*** Recorded data

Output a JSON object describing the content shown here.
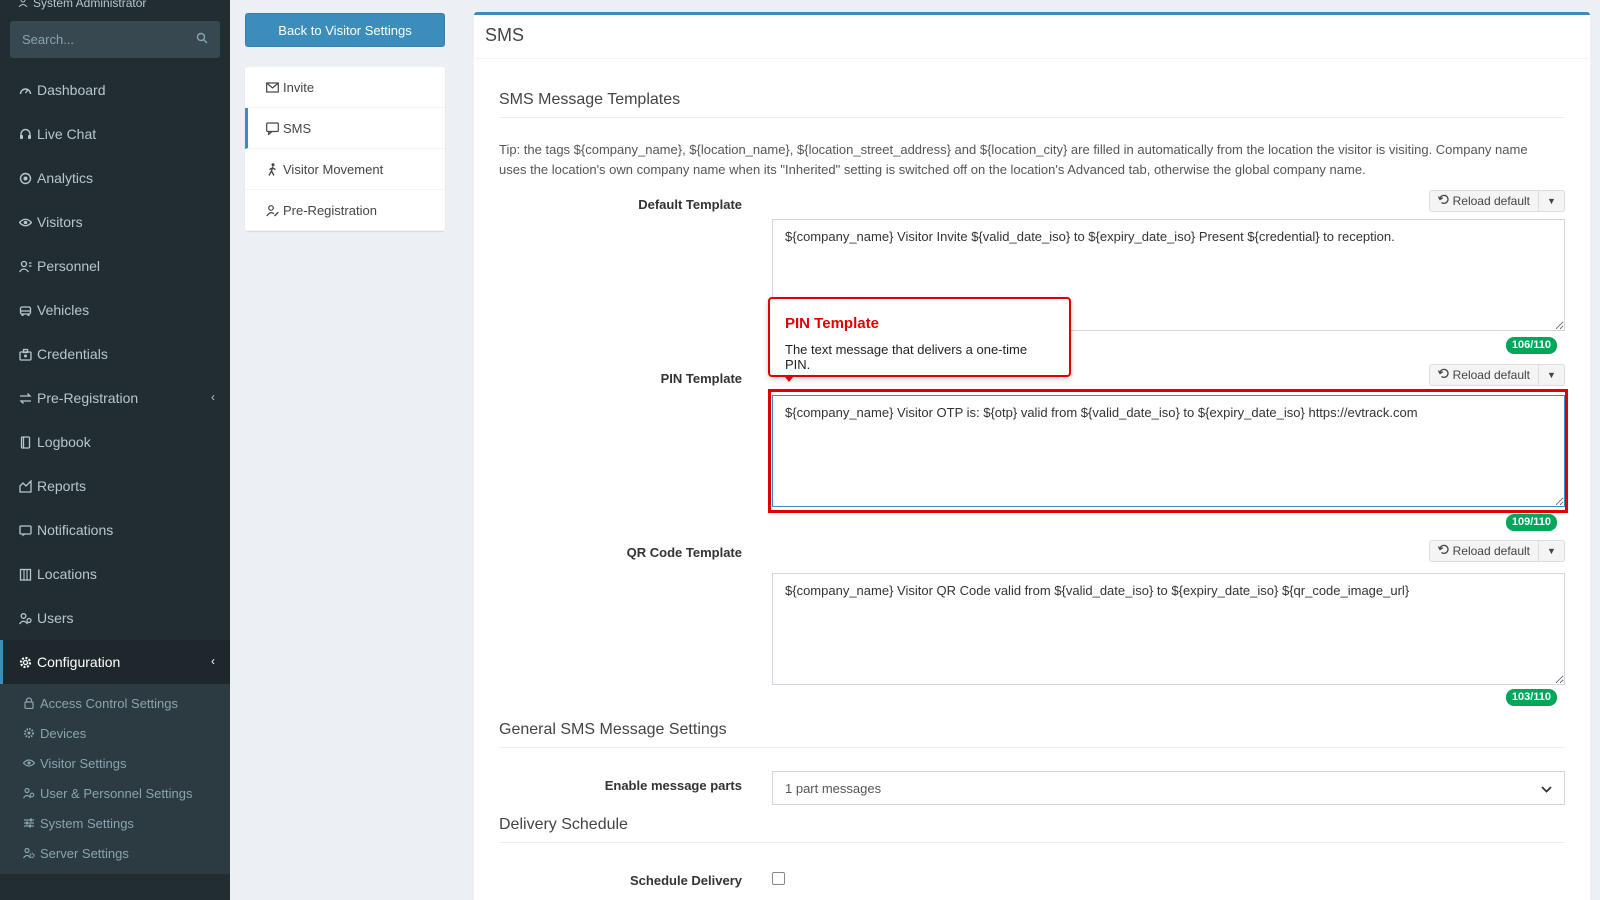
{
  "sidebar": {
    "user_role": "System Administrator",
    "search_placeholder": "Search...",
    "items": [
      {
        "label": "Dashboard"
      },
      {
        "label": "Live Chat"
      },
      {
        "label": "Analytics"
      },
      {
        "label": "Visitors"
      },
      {
        "label": "Personnel"
      },
      {
        "label": "Vehicles"
      },
      {
        "label": "Credentials"
      },
      {
        "label": "Pre-Registration"
      },
      {
        "label": "Logbook"
      },
      {
        "label": "Reports"
      },
      {
        "label": "Notifications"
      },
      {
        "label": "Locations"
      },
      {
        "label": "Users"
      },
      {
        "label": "Configuration"
      }
    ],
    "sub_items": [
      {
        "label": "Access Control Settings"
      },
      {
        "label": "Devices"
      },
      {
        "label": "Visitor Settings"
      },
      {
        "label": "User & Personnel Settings"
      },
      {
        "label": "System Settings"
      },
      {
        "label": "Server Settings"
      }
    ]
  },
  "subnav": {
    "back_label": "Back to Visitor Settings",
    "items": [
      {
        "label": "Invite"
      },
      {
        "label": "SMS"
      },
      {
        "label": "Visitor Movement"
      },
      {
        "label": "Pre-Registration"
      }
    ]
  },
  "main": {
    "header": "SMS",
    "templates_title": "SMS Message Templates",
    "tip": "Tip: the tags ${company_name}, ${location_name}, ${location_street_address} and ${location_city} are filled in automatically from the location the visitor is visiting. Company name uses the location's own company name when its \"Inherited\" setting is switched off on the location's Advanced tab, otherwise the global company name.",
    "reload_label": "Reload default",
    "default_template": {
      "label": "Default Template",
      "value": "${company_name} Visitor Invite ${valid_date_iso} to ${expiry_date_iso} Present ${credential} to reception.",
      "count": "106/110"
    },
    "pin_template": {
      "label": "PIN Template",
      "value": "${company_name} Visitor OTP is: ${otp} valid from ${valid_date_iso} to ${expiry_date_iso} https://evtrack.com",
      "count": "109/110"
    },
    "qr_template": {
      "label": "QR Code Template",
      "value": "${company_name} Visitor QR Code valid from ${valid_date_iso} to ${expiry_date_iso} ${qr_code_image_url}",
      "count": "103/110"
    },
    "general_title": "General SMS Message Settings",
    "message_parts": {
      "label": "Enable message parts",
      "value": "1 part messages"
    },
    "delivery_title": "Delivery Schedule",
    "schedule_label": "Schedule Delivery"
  },
  "tooltip": {
    "title": "PIN Template",
    "body": "The text message that delivers a one-time PIN."
  }
}
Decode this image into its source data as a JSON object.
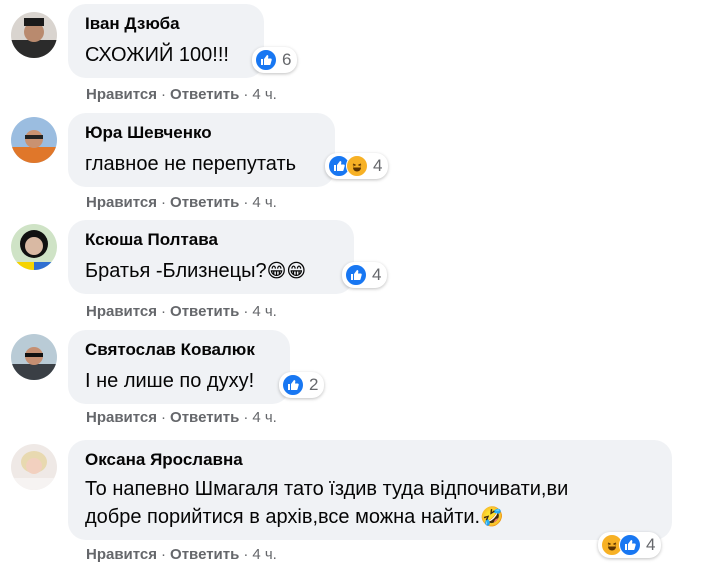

******

- What is needed -
Using the listing, collect all lines in which the string "from" is found.

- Exercise output -
    "tip": "Tip: the tags ${company_name}, ${location_name}, ${location_street_address} and ${location_city} are filled in automatically from the location the visitor is visiting. Company name uses the location's own company name when its \"Inherited\" setting is switched off on the location's Advanced tab, otherwise the global company name.",
      "value": "${company_name} Visitor OTP is: ${otp} valid from ${valid_date_iso} to ${expiry_date_iso} https://evtrack.com",
      "value": "${company_name} Visitor QR Code valid from ${valid_date_iso} to ${expiry_date_iso} ${qr_code_image_url}",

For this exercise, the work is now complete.